> Exercise details: Pictures are to be left out; otherwise, copy exactly the lines from the line containing "Extract the structured" through the end of the data.

(Data extracted from a collection)
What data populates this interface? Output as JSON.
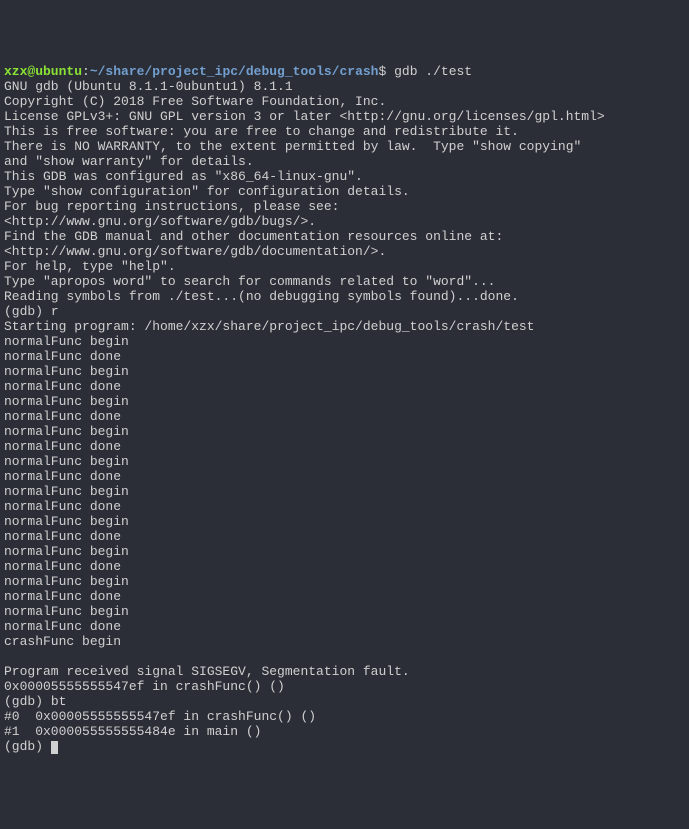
{
  "prompt": {
    "user": "xzx@ubuntu",
    "separator": ":",
    "path": "~/share/project_ipc/debug_tools/crash",
    "dollar": "$",
    "command": " gdb ./test"
  },
  "gdb_banner": [
    "GNU gdb (Ubuntu 8.1.1-0ubuntu1) 8.1.1",
    "Copyright (C) 2018 Free Software Foundation, Inc.",
    "License GPLv3+: GNU GPL version 3 or later <http://gnu.org/licenses/gpl.html>",
    "This is free software: you are free to change and redistribute it.",
    "There is NO WARRANTY, to the extent permitted by law.  Type \"show copying\"",
    "and \"show warranty\" for details.",
    "This GDB was configured as \"x86_64-linux-gnu\".",
    "Type \"show configuration\" for configuration details.",
    "For bug reporting instructions, please see:",
    "<http://www.gnu.org/software/gdb/bugs/>.",
    "Find the GDB manual and other documentation resources online at:",
    "<http://www.gnu.org/software/gdb/documentation/>.",
    "For help, type \"help\".",
    "Type \"apropos word\" to search for commands related to \"word\"...",
    "Reading symbols from ./test...(no debugging symbols found)...done."
  ],
  "gdb_session": {
    "prompt1": "(gdb) ",
    "cmd1": "r",
    "starting": "Starting program: /home/xzx/share/project_ipc/debug_tools/crash/test",
    "func_output": [
      "normalFunc begin",
      "normalFunc done",
      "normalFunc begin",
      "normalFunc done",
      "normalFunc begin",
      "normalFunc done",
      "normalFunc begin",
      "normalFunc done",
      "normalFunc begin",
      "normalFunc done",
      "normalFunc begin",
      "normalFunc done",
      "normalFunc begin",
      "normalFunc done",
      "normalFunc begin",
      "normalFunc done",
      "normalFunc begin",
      "normalFunc done",
      "normalFunc begin",
      "normalFunc done",
      "crashFunc begin"
    ],
    "blank": "",
    "signal": "Program received signal SIGSEGV, Segmentation fault.",
    "crash_loc": "0x00005555555547ef in crashFunc() ()",
    "prompt2": "(gdb) ",
    "cmd2": "bt",
    "backtrace": [
      "#0  0x00005555555547ef in crashFunc() ()",
      "#1  0x000055555555484e in main ()"
    ],
    "prompt3": "(gdb) "
  }
}
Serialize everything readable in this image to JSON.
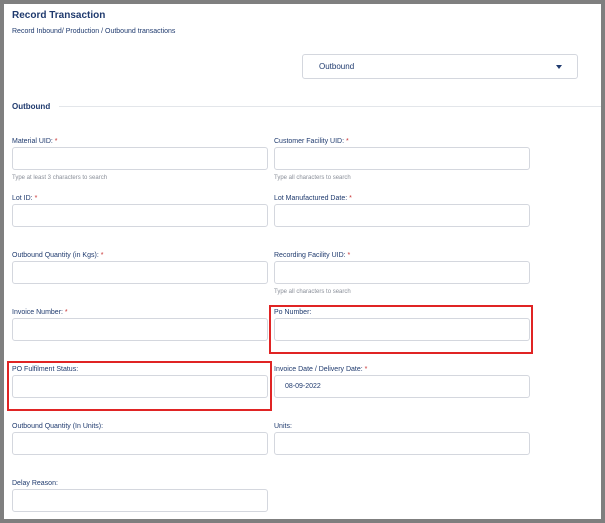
{
  "header": {
    "title": "Record Transaction",
    "subtitle": "Record Inbound/ Production / Outbound transactions"
  },
  "transaction_type": {
    "selected": "Outbound",
    "icon": "chevron-down-icon"
  },
  "section": {
    "title": "Outbound"
  },
  "fields": {
    "material_uid": {
      "label": "Material UID: ",
      "required": "*",
      "value": "",
      "hint": "Type at least 3 characters to search"
    },
    "customer_facility_uid": {
      "label": "Customer Facility UID: ",
      "required": "*",
      "value": "",
      "hint": "Type all characters to search"
    },
    "lot_id": {
      "label": "Lot ID: ",
      "required": "*",
      "value": ""
    },
    "lot_manufactured_date": {
      "label": "Lot Manufactured Date: ",
      "required": "*",
      "value": ""
    },
    "outbound_quantity_kgs": {
      "label": "Outbound Quantity (in Kgs): ",
      "required": "*",
      "value": ""
    },
    "recording_facility_uid": {
      "label": "Recording Facility UID: ",
      "required": "*",
      "value": "",
      "hint": "Type all characters to search"
    },
    "invoice_number": {
      "label": "Invoice Number: ",
      "required": "*",
      "value": ""
    },
    "po_number": {
      "label": "Po Number:",
      "value": ""
    },
    "po_fulfilment_status": {
      "label": "PO Fulfilment Status:",
      "value": ""
    },
    "invoice_date": {
      "label": "Invoice Date / Delivery Date: ",
      "required": "*",
      "value": "08-09-2022"
    },
    "outbound_quantity_units": {
      "label": "Outbound Quantity (In Units):",
      "value": ""
    },
    "units": {
      "label": "Units:",
      "value": ""
    },
    "delay_reason": {
      "label": "Delay Reason:",
      "value": ""
    }
  },
  "colors": {
    "accent": "#1f3a6e",
    "required": "#c83232",
    "highlight": "#e02424",
    "border": "#d4d7de"
  }
}
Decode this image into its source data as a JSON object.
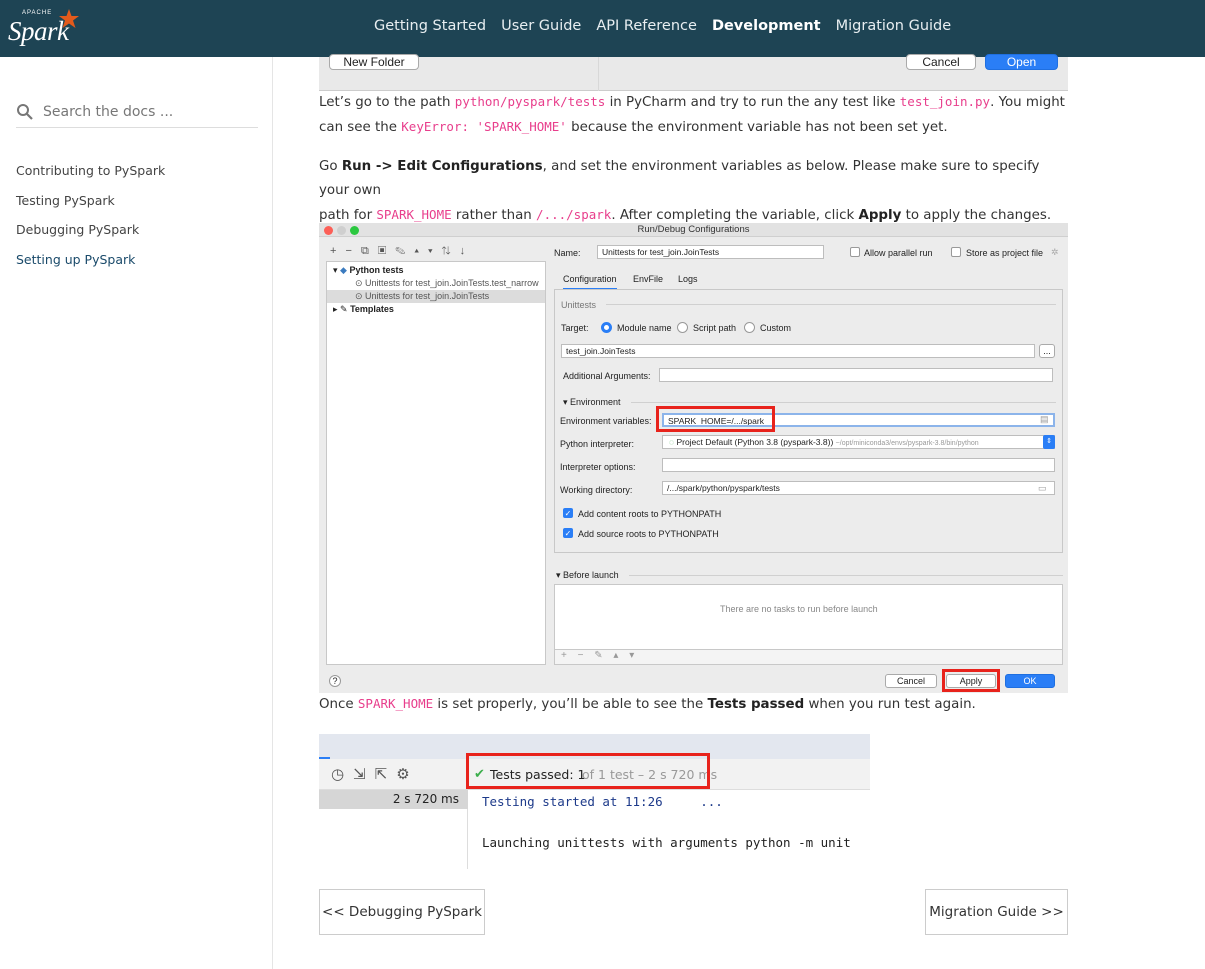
{
  "header": {
    "logo_small": "APACHE",
    "logo_text": "Spark",
    "nav": [
      "Getting Started",
      "User Guide",
      "API Reference",
      "Development",
      "Migration Guide"
    ],
    "active_nav": "Development"
  },
  "sidebar": {
    "search_placeholder": "Search the docs ...",
    "items": [
      "Contributing to PySpark",
      "Testing PySpark",
      "Debugging PySpark",
      "Setting up PySpark"
    ],
    "active_item": "Setting up PySpark"
  },
  "top_shot": {
    "new_folder": "New Folder",
    "cancel": "Cancel",
    "open": "Open"
  },
  "para1": {
    "t1": "Let’s go to the path ",
    "c1": "python/pyspark/tests",
    "t2": " in PyCharm and try to run the any test like ",
    "c2": "test_join.py",
    "t3": ". You might",
    "t4": "can see the ",
    "c3": "KeyError: 'SPARK_HOME'",
    "t5": " because the environment variable has not been set yet."
  },
  "para2": {
    "t1": "Go ",
    "b1": "Run -> Edit Configurations",
    "t2": ", and set the environment variables as below. Please make sure to specify your own",
    "t3": "path for ",
    "c1": "SPARK_HOME",
    "t4": " rather than ",
    "c2": "/.../spark",
    "t5": ". After completing the variable, click ",
    "b2": "Apply",
    "t6": " to apply the changes."
  },
  "dialog": {
    "title": "Run/Debug Configurations",
    "tree_python_tests": "Python tests",
    "tree_item1": "Unittests for test_join.JoinTests.test_narrow",
    "tree_item2": "Unittests for test_join.JoinTests",
    "tree_templates": "Templates",
    "name_label": "Name:",
    "name_value": "Unittests for test_join.JoinTests",
    "allow_parallel": "Allow parallel run",
    "store_project": "Store as project file",
    "tabs": [
      "Configuration",
      "EnvFile",
      "Logs"
    ],
    "section_unittests": "Unittests",
    "target_label": "Target:",
    "target_options": [
      "Module name",
      "Script path",
      "Custom"
    ],
    "target_value": "test_join.JoinTests",
    "additional_args": "Additional Arguments:",
    "environment": "Environment",
    "env_vars_label": "Environment variables:",
    "env_vars_value": "SPARK_HOME=/.../spark",
    "python_interp_label": "Python interpreter:",
    "python_interp_value": "Project Default (Python 3.8 (pyspark-3.8))",
    "python_interp_path": "~/opt/miniconda3/envs/pyspark-3.8/bin/python",
    "interp_options_label": "Interpreter options:",
    "working_dir_label": "Working directory:",
    "working_dir_value": "/.../spark/python/pyspark/tests",
    "add_content_roots": "Add content roots to PYTHONPATH",
    "add_source_roots": "Add source roots to PYTHONPATH",
    "before_launch": "Before launch",
    "no_tasks": "There are no tasks to run before launch",
    "browse": "...",
    "help": "?",
    "cancel": "Cancel",
    "apply": "Apply",
    "ok": "OK"
  },
  "para3": {
    "t1": "Once ",
    "c1": "SPARK_HOME",
    "t2": " is set properly, you’ll be able to see the ",
    "b1": "Tests passed",
    "t3": " when you run test again."
  },
  "test_shot": {
    "passed_label": "Tests passed: 1",
    "passed_detail": "of 1 test – 2 s 720 ms",
    "duration": "2 s 720 ms",
    "line1": "Testing started at 11:26     ...",
    "line2": "Launching unittests with arguments python -m unit"
  },
  "pager": {
    "prev": "<< Debugging PySpark",
    "next": "Migration Guide >>"
  },
  "colors": {
    "header_bg": "#1e4454",
    "code": "#e83e8c",
    "highlight": "#e8231c",
    "accent": "#2a7ef6"
  }
}
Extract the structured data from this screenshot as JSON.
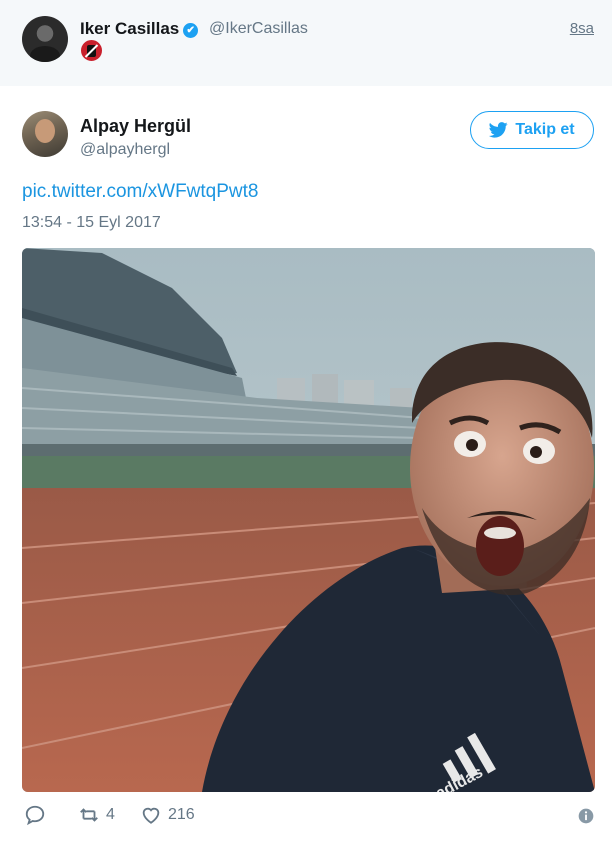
{
  "outer_tweet": {
    "name": "Iker Casillas",
    "handle": "@IkerCasillas",
    "time": "8sa",
    "emoji": "no-mobile-phones-icon"
  },
  "embedded_tweet": {
    "name": "Alpay Hergül",
    "handle": "@alpayhergl",
    "follow_label": "Takip et",
    "link_text": "pic.twitter.com/xWFwtqPwt8",
    "timestamp": "13:54 - 15 Eyl 2017",
    "media": {
      "shirt_brand": "adidas"
    },
    "actions": {
      "retweet_count": "4",
      "like_count": "216"
    }
  },
  "colors": {
    "accent": "#1da1f2",
    "link": "#1b95e0",
    "muted": "#657786",
    "outer_bg": "#f5f8fa"
  }
}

> Finished answer:
Extract the structured data from this screenshot as JSON.
{
  "outer_tweet": {
    "name": "Iker Casillas",
    "handle": "@IkerCasillas",
    "time": "8sa",
    "emoji": "no-mobile-phones-icon"
  },
  "embedded_tweet": {
    "name": "Alpay Hergül",
    "handle": "@alpayhergl",
    "follow_label": "Takip et",
    "link_text": "pic.twitter.com/xWFwtqPwt8",
    "timestamp": "13:54 - 15 Eyl 2017",
    "media": {
      "shirt_brand": "adidas"
    },
    "actions": {
      "retweet_count": "4",
      "like_count": "216"
    }
  },
  "colors": {
    "accent": "#1da1f2",
    "link": "#1b95e0",
    "muted": "#657786",
    "outer_bg": "#f5f8fa"
  }
}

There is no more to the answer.